The records that follow are to be transcribed in full, without their images.

■ SOURCE RECORDS
■ ■ ■ ■

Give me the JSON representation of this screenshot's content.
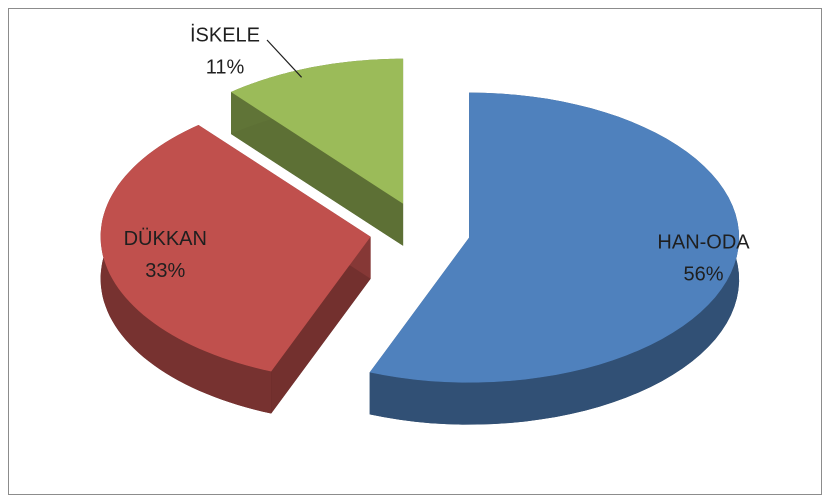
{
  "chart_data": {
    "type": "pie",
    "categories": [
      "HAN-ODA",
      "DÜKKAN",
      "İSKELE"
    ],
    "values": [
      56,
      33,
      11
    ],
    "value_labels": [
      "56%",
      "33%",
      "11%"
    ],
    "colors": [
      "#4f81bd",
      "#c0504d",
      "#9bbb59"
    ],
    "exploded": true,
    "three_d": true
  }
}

■ ■ ■ ■

■ EXPECTED ANSWER
Give me the JSON representation of this screenshot's content.
{
  "chart_data": {
    "type": "pie",
    "categories": [
      "HAN-ODA",
      "DÜKKAN",
      "İSKELE"
    ],
    "values": [
      56,
      33,
      11
    ],
    "value_labels": [
      "56%",
      "33%",
      "11%"
    ],
    "colors": [
      "#4f81bd",
      "#c0504d",
      "#9bbb59"
    ],
    "exploded": true,
    "three_d": true
  }
}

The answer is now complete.